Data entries
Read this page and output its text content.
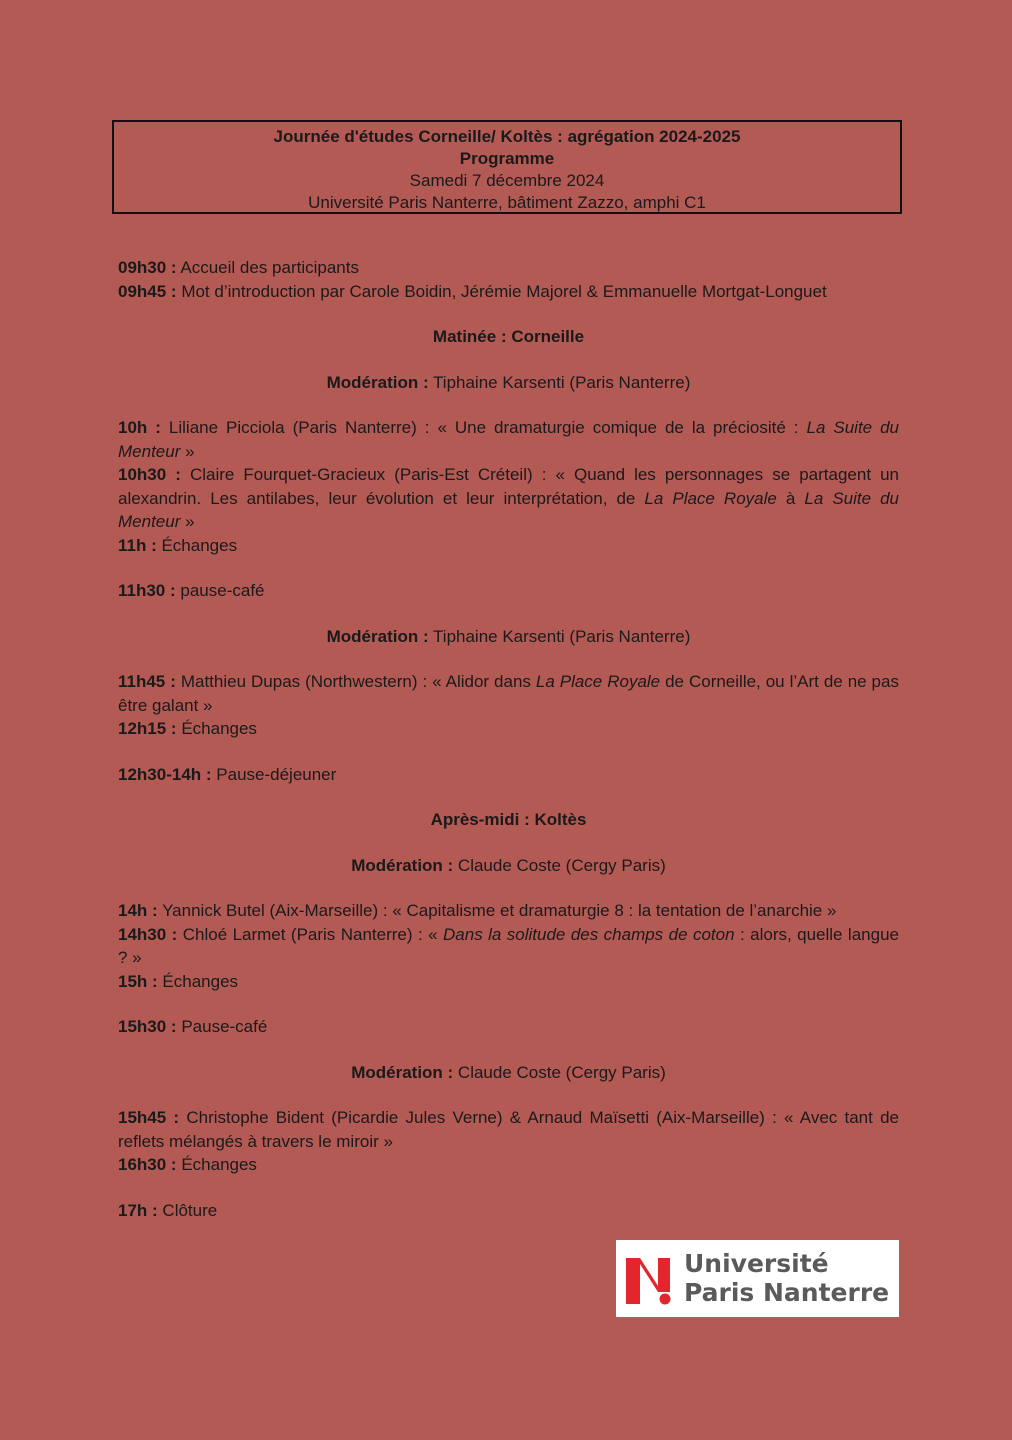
Journée d'études Corneille/ Koltès : agrégation 2024-2025
Programme
Samedi 7 décembre 2024
Université Paris Nanterre, bâtiment Zazzo, amphi C1

09h30 : Accueil des participants

09h45 : Mot d’introduction par Carole Boidin, Jérémie Majorel & Emmanuelle Mortgat-Longuet

Matinée : Corneille

Modération : Tiphaine Karsenti (Paris Nanterre)

10h : Liliane Picciola (Paris Nanterre) : « Une dramaturgie comique de la préciosité : La Suite du Menteur »

10h30 : Claire Fourquet-Gracieux (Paris-Est Créteil) : « Quand les personnages se partagent un alexandrin. Les antilabes, leur évolution et leur interprétation, de La Place Royale à La Suite du Menteur »

11h : Échanges

11h30 : pause-café

Modération : Tiphaine Karsenti (Paris Nanterre)

11h45 : Matthieu Dupas (Northwestern) : « Alidor dans La Place Royale de Corneille, ou l’Art de ne pas être galant »

12h15 : Échanges

12h30-14h : Pause-déjeuner

Après-midi : Koltès

Modération : Claude Coste (Cergy Paris)

14h : Yannick Butel (Aix-Marseille) : « Capitalisme et dramaturgie 8 : la tentation de l’anarchie »

14h30 : Chloé Larmet (Paris Nanterre) : « Dans la solitude des champs de coton : alors, quelle langue ? »

15h : Échanges

15h30 : Pause-café

Modération : Claude Coste (Cergy Paris)

15h45 : Christophe Bident (Picardie Jules Verne) & Arnaud Maïsetti (Aix-Marseille) : « Avec tant de reflets mélangés à travers le miroir »

16h30 : Échanges

17h : Clôture

Université
Paris Nanterre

◆ Set problem ◆
Using the records above, retype everything exactly except the pictures.

◆ Solution to this task ◆
Read this page and output its text content.
Journée d'études Corneille/ Koltès : agrégation 2024-2025
Programme
Samedi 7 décembre 2024
Université Paris Nanterre, bâtiment Zazzo, amphi C1

09h30 : Accueil des participants

09h45 : Mot d’introduction par Carole Boidin, Jérémie Majorel & Emmanuelle Mortgat-Longuet

Matinée : Corneille

Modération : Tiphaine Karsenti (Paris Nanterre)

10h : Liliane Picciola (Paris Nanterre) : « Une dramaturgie comique de la préciosité : La Suite du Menteur »

10h30 : Claire Fourquet-Gracieux (Paris-Est Créteil) : « Quand les personnages se partagent un alexandrin. Les antilabes, leur évolution et leur interprétation, de La Place Royale à La Suite du Menteur »

11h : Échanges

11h30 : pause-café

Modération : Tiphaine Karsenti (Paris Nanterre)

11h45 : Matthieu Dupas (Northwestern) : « Alidor dans La Place Royale de Corneille, ou l’Art de ne pas être galant »

12h15 : Échanges

12h30-14h : Pause-déjeuner

Après-midi : Koltès

Modération : Claude Coste (Cergy Paris)

14h : Yannick Butel (Aix-Marseille) : « Capitalisme et dramaturgie 8 : la tentation de l’anarchie »

14h30 : Chloé Larmet (Paris Nanterre) : « Dans la solitude des champs de coton : alors, quelle langue ? »

15h : Échanges

15h30 : Pause-café

Modération : Claude Coste (Cergy Paris)

15h45 : Christophe Bident (Picardie Jules Verne) & Arnaud Maïsetti (Aix-Marseille) : « Avec tant de reflets mélangés à travers le miroir »

16h30 : Échanges

17h : Clôture

Université
Paris Nanterre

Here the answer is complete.